** TASK OBJECTIVE **
Answer with a single number, the count of lines holding the word "name".

Data items:
= = =
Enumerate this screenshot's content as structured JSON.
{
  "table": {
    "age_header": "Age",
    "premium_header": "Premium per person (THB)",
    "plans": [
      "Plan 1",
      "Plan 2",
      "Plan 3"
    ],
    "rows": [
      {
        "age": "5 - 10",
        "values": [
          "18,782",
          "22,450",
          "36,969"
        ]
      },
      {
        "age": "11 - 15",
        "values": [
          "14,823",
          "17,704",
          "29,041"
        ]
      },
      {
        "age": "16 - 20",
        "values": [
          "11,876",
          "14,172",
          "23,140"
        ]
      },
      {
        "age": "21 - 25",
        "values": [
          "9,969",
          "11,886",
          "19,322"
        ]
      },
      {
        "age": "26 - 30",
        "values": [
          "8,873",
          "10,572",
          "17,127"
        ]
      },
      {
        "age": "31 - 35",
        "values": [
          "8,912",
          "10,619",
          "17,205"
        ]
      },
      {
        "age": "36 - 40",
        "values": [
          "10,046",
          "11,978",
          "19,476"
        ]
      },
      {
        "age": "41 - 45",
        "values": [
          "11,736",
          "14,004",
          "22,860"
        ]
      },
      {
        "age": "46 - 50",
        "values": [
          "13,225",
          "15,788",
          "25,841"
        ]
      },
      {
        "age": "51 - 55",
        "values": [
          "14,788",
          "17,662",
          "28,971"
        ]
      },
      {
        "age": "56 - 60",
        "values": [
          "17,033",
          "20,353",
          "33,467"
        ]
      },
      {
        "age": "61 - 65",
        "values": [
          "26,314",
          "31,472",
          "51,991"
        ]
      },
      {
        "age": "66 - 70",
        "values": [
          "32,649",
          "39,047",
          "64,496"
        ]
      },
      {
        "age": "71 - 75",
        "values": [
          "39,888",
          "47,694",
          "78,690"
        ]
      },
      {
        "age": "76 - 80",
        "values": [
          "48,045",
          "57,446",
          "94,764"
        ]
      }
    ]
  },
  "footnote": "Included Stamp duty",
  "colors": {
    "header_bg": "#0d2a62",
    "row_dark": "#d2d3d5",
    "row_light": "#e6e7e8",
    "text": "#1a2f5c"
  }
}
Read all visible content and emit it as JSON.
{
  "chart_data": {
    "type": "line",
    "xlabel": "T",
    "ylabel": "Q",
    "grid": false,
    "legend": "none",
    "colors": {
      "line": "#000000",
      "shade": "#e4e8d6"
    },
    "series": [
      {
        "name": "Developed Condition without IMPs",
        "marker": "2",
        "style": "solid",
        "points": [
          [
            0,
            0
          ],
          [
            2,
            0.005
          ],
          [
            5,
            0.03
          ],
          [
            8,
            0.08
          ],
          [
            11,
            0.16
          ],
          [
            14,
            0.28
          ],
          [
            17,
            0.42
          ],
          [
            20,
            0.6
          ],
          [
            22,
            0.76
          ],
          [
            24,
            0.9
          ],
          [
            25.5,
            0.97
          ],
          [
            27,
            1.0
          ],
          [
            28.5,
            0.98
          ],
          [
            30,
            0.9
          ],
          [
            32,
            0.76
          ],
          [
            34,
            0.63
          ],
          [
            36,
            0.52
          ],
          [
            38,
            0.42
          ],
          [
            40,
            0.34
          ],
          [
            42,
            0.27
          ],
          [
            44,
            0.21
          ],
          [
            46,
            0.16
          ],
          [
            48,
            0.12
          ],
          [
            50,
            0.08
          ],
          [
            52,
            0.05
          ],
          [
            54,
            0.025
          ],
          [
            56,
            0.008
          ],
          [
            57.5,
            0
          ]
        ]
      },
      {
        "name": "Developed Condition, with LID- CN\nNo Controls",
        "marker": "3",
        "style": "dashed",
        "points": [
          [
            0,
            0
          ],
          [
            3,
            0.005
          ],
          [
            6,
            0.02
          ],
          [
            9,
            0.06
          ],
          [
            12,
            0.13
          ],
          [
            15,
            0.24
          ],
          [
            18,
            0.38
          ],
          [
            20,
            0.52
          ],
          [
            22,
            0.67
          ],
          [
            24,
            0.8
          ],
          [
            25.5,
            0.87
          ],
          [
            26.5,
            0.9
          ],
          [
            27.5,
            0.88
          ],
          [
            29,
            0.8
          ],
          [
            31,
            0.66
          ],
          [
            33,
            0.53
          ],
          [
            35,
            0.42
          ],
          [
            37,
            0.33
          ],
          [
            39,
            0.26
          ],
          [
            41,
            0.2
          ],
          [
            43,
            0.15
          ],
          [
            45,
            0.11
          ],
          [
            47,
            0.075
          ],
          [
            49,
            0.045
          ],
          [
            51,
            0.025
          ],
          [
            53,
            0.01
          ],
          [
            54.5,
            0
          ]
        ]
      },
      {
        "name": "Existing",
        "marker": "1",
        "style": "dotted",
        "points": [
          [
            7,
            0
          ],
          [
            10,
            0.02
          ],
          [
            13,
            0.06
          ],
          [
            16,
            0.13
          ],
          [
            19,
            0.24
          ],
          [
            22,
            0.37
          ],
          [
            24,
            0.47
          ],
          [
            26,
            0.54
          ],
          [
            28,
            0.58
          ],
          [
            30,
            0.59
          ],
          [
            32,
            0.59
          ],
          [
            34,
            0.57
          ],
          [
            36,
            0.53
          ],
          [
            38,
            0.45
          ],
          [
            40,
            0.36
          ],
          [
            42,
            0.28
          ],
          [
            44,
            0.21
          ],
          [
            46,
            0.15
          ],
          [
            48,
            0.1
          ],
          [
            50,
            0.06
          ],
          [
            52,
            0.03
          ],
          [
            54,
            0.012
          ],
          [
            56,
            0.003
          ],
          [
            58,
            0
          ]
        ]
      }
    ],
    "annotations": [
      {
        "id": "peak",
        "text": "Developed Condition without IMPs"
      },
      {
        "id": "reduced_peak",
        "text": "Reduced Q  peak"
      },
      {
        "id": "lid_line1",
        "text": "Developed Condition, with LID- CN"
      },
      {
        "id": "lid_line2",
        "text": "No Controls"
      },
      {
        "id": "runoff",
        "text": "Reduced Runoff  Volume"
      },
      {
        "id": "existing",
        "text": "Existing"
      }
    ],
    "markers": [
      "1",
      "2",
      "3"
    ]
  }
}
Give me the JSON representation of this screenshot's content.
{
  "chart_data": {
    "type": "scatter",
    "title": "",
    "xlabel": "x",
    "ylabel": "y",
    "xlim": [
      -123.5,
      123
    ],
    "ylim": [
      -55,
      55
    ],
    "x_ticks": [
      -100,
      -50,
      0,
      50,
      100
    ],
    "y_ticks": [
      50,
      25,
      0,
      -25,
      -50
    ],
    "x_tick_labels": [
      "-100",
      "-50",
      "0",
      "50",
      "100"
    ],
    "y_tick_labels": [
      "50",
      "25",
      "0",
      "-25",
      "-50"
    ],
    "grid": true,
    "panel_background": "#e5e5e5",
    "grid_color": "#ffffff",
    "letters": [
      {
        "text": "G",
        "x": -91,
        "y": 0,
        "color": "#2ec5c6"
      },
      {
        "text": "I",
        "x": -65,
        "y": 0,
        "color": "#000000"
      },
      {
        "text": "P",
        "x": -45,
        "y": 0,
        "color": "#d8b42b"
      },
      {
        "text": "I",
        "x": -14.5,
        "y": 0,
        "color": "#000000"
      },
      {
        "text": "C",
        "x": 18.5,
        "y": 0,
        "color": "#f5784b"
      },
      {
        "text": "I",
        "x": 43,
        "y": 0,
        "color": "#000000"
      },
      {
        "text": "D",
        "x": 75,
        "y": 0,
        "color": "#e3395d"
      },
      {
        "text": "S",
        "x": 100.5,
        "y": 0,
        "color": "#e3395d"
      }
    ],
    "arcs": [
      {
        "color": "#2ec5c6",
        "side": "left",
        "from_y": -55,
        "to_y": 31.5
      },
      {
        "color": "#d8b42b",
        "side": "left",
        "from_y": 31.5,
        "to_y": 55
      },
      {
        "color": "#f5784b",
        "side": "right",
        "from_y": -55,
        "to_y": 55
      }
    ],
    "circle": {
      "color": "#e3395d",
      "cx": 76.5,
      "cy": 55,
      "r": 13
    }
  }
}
= = =
** ANSWER TO THIS EXERCISE **
3